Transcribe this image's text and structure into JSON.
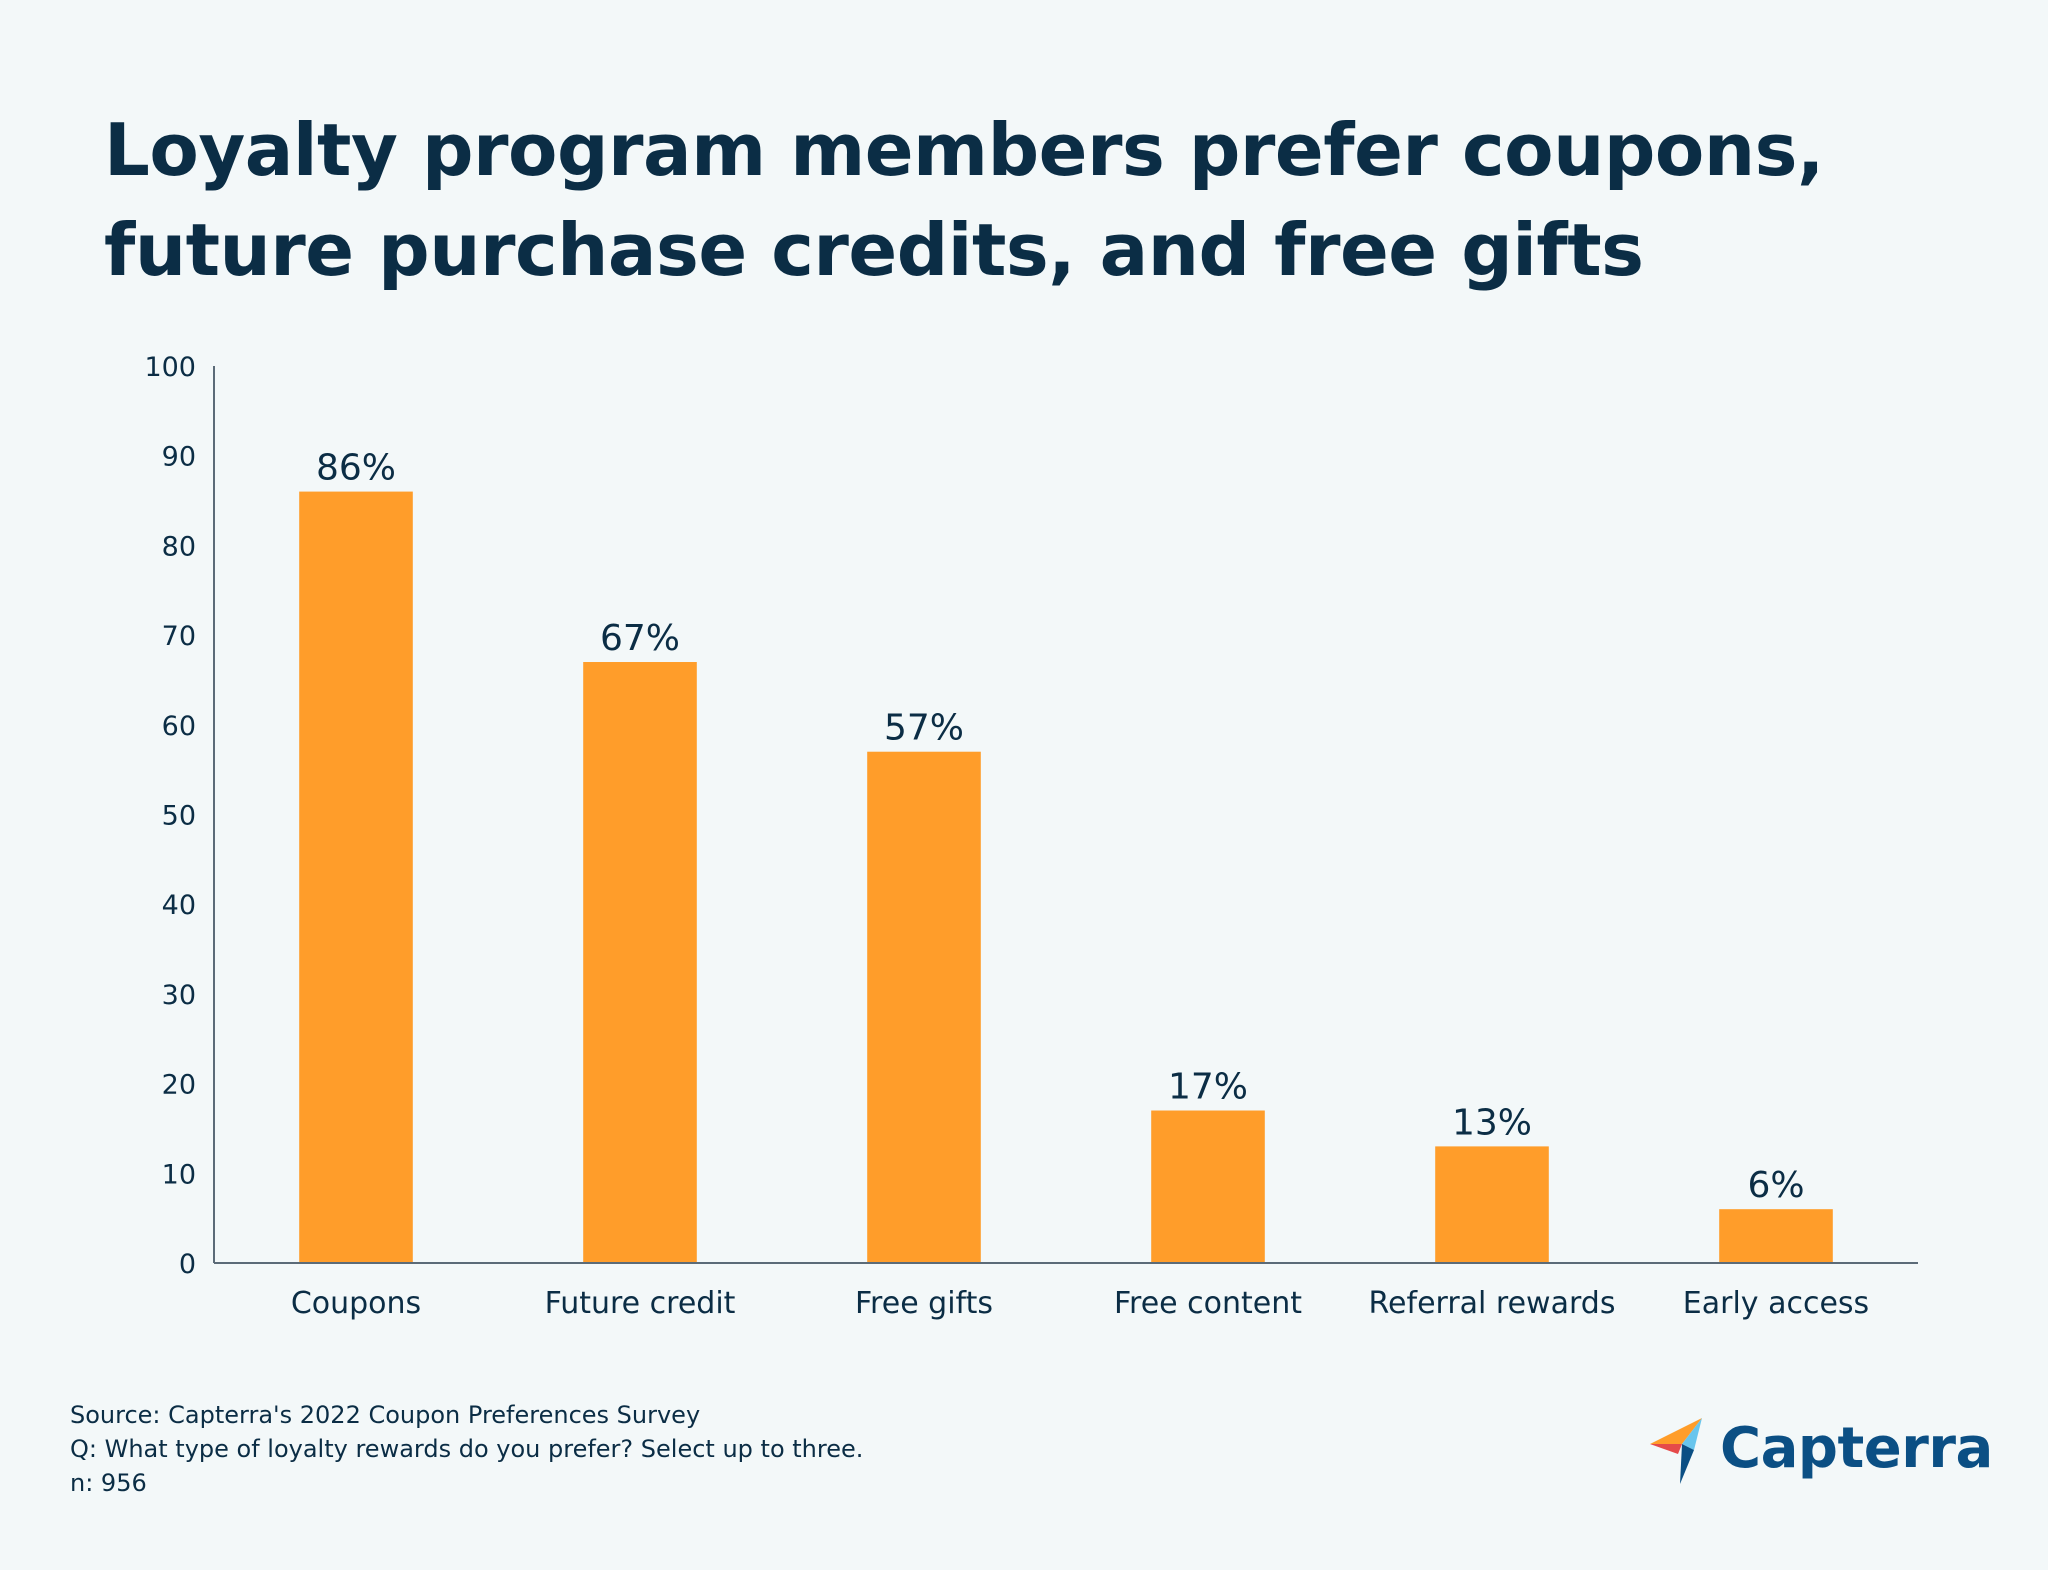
{
  "title_lines": [
    "Loyalty program members prefer coupons,",
    "future purchase credits, and free gifts"
  ],
  "chart_data": {
    "type": "bar",
    "title": "Loyalty program members prefer coupons, future purchase credits, and free gifts",
    "categories": [
      "Coupons",
      "Future credit",
      "Free gifts",
      "Free content",
      "Referral rewards",
      "Early access"
    ],
    "values": [
      86,
      67,
      57,
      17,
      13,
      6
    ],
    "data_labels": [
      "86%",
      "67%",
      "57%",
      "17%",
      "13%",
      "6%"
    ],
    "ylim": [
      0,
      100
    ],
    "yticks": [
      0,
      10,
      20,
      30,
      40,
      50,
      60,
      70,
      80,
      90,
      100
    ],
    "xlabel": "",
    "ylabel": "",
    "grid": false,
    "bar_color": "#ff9d2a",
    "axis_color": "#5b6b78"
  },
  "footer": {
    "source": "Source: Capterra's 2022 Coupon Preferences Survey",
    "question": "Q: What type of loyalty rewards do you prefer? Select up to three.",
    "sample": "n: 956"
  },
  "logo": {
    "name": "Capterra",
    "icon": "capterra-logo-icon",
    "colors": [
      "#ff9d2a",
      "#e54a4a",
      "#68c5ed",
      "#0b4f84"
    ]
  }
}
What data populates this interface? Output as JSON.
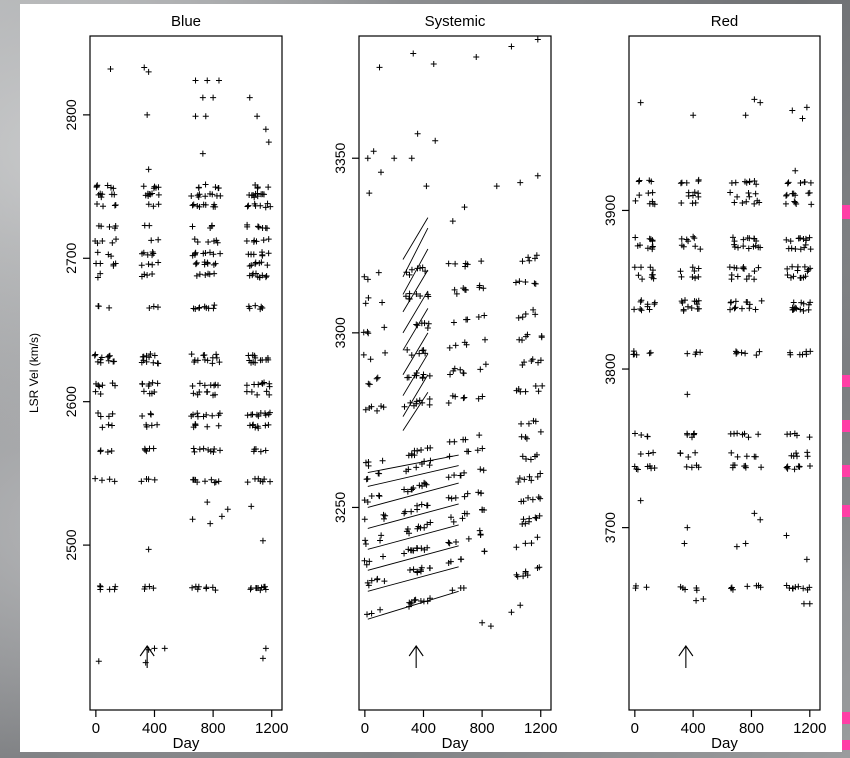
{
  "chart_data": {
    "type": "scatter",
    "panels": [
      {
        "title": "Blue",
        "xlabel": "Day",
        "ylabel": "LSR Vel (km/s)",
        "xticks": [
          0,
          400,
          800,
          1200
        ],
        "yticks": [
          2500,
          2600,
          2700,
          2800
        ],
        "xlim": [
          -40,
          1270
        ],
        "ylim": [
          2385,
          2855
        ],
        "epochs": [
          20,
          110,
          340,
          400,
          680,
          760,
          820,
          1060,
          1110,
          1160
        ],
        "features": [
          2470,
          2545,
          2566,
          2583,
          2591,
          2606,
          2612,
          2628,
          2632,
          2666,
          2688,
          2696,
          2703,
          2712,
          2722,
          2737,
          2744,
          2750
        ],
        "sparse_points": [
          {
            "x": 100,
            "y": 2832
          },
          {
            "x": 330,
            "y": 2833
          },
          {
            "x": 360,
            "y": 2830
          },
          {
            "x": 350,
            "y": 2800
          },
          {
            "x": 680,
            "y": 2824
          },
          {
            "x": 760,
            "y": 2824
          },
          {
            "x": 840,
            "y": 2824
          },
          {
            "x": 730,
            "y": 2812
          },
          {
            "x": 800,
            "y": 2812
          },
          {
            "x": 680,
            "y": 2799
          },
          {
            "x": 750,
            "y": 2799
          },
          {
            "x": 1050,
            "y": 2812
          },
          {
            "x": 1160,
            "y": 2790
          },
          {
            "x": 1180,
            "y": 2781
          },
          {
            "x": 1100,
            "y": 2799
          },
          {
            "x": 360,
            "y": 2762
          },
          {
            "x": 730,
            "y": 2773
          },
          {
            "x": 400,
            "y": 2750
          },
          {
            "x": 780,
            "y": 2515
          },
          {
            "x": 860,
            "y": 2520
          },
          {
            "x": 900,
            "y": 2525
          },
          {
            "x": 1140,
            "y": 2503
          },
          {
            "x": 1060,
            "y": 2527
          },
          {
            "x": 360,
            "y": 2497
          },
          {
            "x": 20,
            "y": 2419
          },
          {
            "x": 340,
            "y": 2418
          },
          {
            "x": 360,
            "y": 2427
          },
          {
            "x": 400,
            "y": 2428
          },
          {
            "x": 470,
            "y": 2428
          },
          {
            "x": 1140,
            "y": 2421
          },
          {
            "x": 1160,
            "y": 2428
          },
          {
            "x": 660,
            "y": 2518
          },
          {
            "x": 760,
            "y": 2530
          }
        ],
        "marker_day": 350
      },
      {
        "title": "Systemic",
        "xlabel": "Day",
        "ylabel": "",
        "xticks": [
          0,
          400,
          800,
          1200
        ],
        "yticks": [
          3250,
          3300,
          3350
        ],
        "xlim": [
          -40,
          1270
        ],
        "ylim": [
          3192,
          3385
        ],
        "epochs": [
          20,
          110,
          290,
          330,
          380,
          420,
          600,
          680,
          800,
          1060,
          1120,
          1180
        ],
        "high_features": [
          {
            "y0": 3300,
            "rate": 0.005
          },
          {
            "y0": 3293,
            "rate": 0.005
          },
          {
            "y0": 3286,
            "rate": 0.005
          },
          {
            "y0": 3278,
            "rate": 0.005
          },
          {
            "y0": 3309,
            "rate": 0.005
          },
          {
            "y0": 3316,
            "rate": 0.005
          }
        ],
        "low_features": [
          {
            "y0": 3219,
            "rate": 0.011
          },
          {
            "y0": 3228,
            "rate": 0.011
          },
          {
            "y0": 3234,
            "rate": 0.011
          },
          {
            "y0": 3240,
            "rate": 0.011
          },
          {
            "y0": 3246,
            "rate": 0.011
          },
          {
            "y0": 3252,
            "rate": 0.011
          },
          {
            "y0": 3258,
            "rate": 0.011
          },
          {
            "y0": 3262,
            "rate": 0.011
          }
        ],
        "steep_lines": [
          {
            "x0": 260,
            "x1": 430,
            "y0": 3272,
            "y1": 3283
          },
          {
            "x0": 260,
            "x1": 430,
            "y0": 3276,
            "y1": 3288
          },
          {
            "x0": 260,
            "x1": 430,
            "y0": 3282,
            "y1": 3294
          },
          {
            "x0": 260,
            "x1": 430,
            "y0": 3288,
            "y1": 3300
          },
          {
            "x0": 260,
            "x1": 430,
            "y0": 3295,
            "y1": 3307
          },
          {
            "x0": 260,
            "x1": 430,
            "y0": 3300,
            "y1": 3312
          },
          {
            "x0": 260,
            "x1": 430,
            "y0": 3306,
            "y1": 3318
          },
          {
            "x0": 260,
            "x1": 430,
            "y0": 3311,
            "y1": 3324
          },
          {
            "x0": 260,
            "x1": 430,
            "y0": 3316,
            "y1": 3330
          },
          {
            "x0": 260,
            "x1": 430,
            "y0": 3321,
            "y1": 3333
          }
        ],
        "shallow_lines": [
          {
            "x0": 20,
            "x1": 640,
            "y0": 3218,
            "y1": 3226
          },
          {
            "x0": 20,
            "x1": 640,
            "y0": 3226,
            "y1": 3233
          },
          {
            "x0": 20,
            "x1": 640,
            "y0": 3232,
            "y1": 3239
          },
          {
            "x0": 20,
            "x1": 640,
            "y0": 3238,
            "y1": 3245
          },
          {
            "x0": 20,
            "x1": 640,
            "y0": 3244,
            "y1": 3251
          },
          {
            "x0": 20,
            "x1": 640,
            "y0": 3250,
            "y1": 3257
          },
          {
            "x0": 20,
            "x1": 640,
            "y0": 3256,
            "y1": 3262
          },
          {
            "x0": 20,
            "x1": 640,
            "y0": 3260,
            "y1": 3265
          }
        ],
        "sparse_points": [
          {
            "x": 100,
            "y": 3376
          },
          {
            "x": 330,
            "y": 3380
          },
          {
            "x": 470,
            "y": 3377
          },
          {
            "x": 760,
            "y": 3379
          },
          {
            "x": 1000,
            "y": 3382
          },
          {
            "x": 1180,
            "y": 3384
          },
          {
            "x": 20,
            "y": 3350
          },
          {
            "x": 60,
            "y": 3352
          },
          {
            "x": 110,
            "y": 3346
          },
          {
            "x": 200,
            "y": 3350
          },
          {
            "x": 320,
            "y": 3350
          },
          {
            "x": 360,
            "y": 3357
          },
          {
            "x": 420,
            "y": 3342
          },
          {
            "x": 480,
            "y": 3355
          },
          {
            "x": 30,
            "y": 3340
          },
          {
            "x": 600,
            "y": 3332
          },
          {
            "x": 680,
            "y": 3336
          },
          {
            "x": 900,
            "y": 3342
          },
          {
            "x": 1060,
            "y": 3343
          },
          {
            "x": 1180,
            "y": 3345
          },
          {
            "x": 800,
            "y": 3217
          },
          {
            "x": 860,
            "y": 3216
          },
          {
            "x": 1000,
            "y": 3220
          },
          {
            "x": 1060,
            "y": 3222
          }
        ],
        "marker_day": 350
      },
      {
        "title": "Red",
        "xlabel": "Day",
        "ylabel": "",
        "xticks": [
          0,
          400,
          800,
          1200
        ],
        "yticks": [
          3700,
          3800,
          3900
        ],
        "xlim": [
          -40,
          1270
        ],
        "ylim": [
          3585,
          4010
        ],
        "epochs": [
          20,
          110,
          340,
          420,
          680,
          760,
          840,
          1060,
          1120,
          1180
        ],
        "features": [
          3662,
          3738,
          3746,
          3758,
          3810,
          3838,
          3842,
          3858,
          3863,
          3877,
          3882,
          3905,
          3910,
          3918
        ],
        "sparse_points": [
          {
            "x": 40,
            "y": 3968
          },
          {
            "x": 400,
            "y": 3960
          },
          {
            "x": 760,
            "y": 3960
          },
          {
            "x": 820,
            "y": 3970
          },
          {
            "x": 860,
            "y": 3968
          },
          {
            "x": 1080,
            "y": 3963
          },
          {
            "x": 1150,
            "y": 3958
          },
          {
            "x": 1180,
            "y": 3965
          },
          {
            "x": 1100,
            "y": 3925
          },
          {
            "x": 360,
            "y": 3784
          },
          {
            "x": 40,
            "y": 3717
          },
          {
            "x": 360,
            "y": 3700
          },
          {
            "x": 340,
            "y": 3690
          },
          {
            "x": 420,
            "y": 3654
          },
          {
            "x": 470,
            "y": 3655
          },
          {
            "x": 700,
            "y": 3688
          },
          {
            "x": 760,
            "y": 3690
          },
          {
            "x": 820,
            "y": 3709
          },
          {
            "x": 860,
            "y": 3705
          },
          {
            "x": 1040,
            "y": 3695
          },
          {
            "x": 1180,
            "y": 3680
          },
          {
            "x": 1160,
            "y": 3652
          },
          {
            "x": 1200,
            "y": 3652
          }
        ],
        "marker_day": 350
      }
    ]
  }
}
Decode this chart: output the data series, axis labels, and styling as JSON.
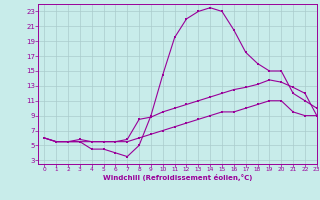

* _REQUIRED WORK_: How many lines in the data contain the string "rewards"? Respond with the number only.

* _COMPLETE RESPONSE_: 2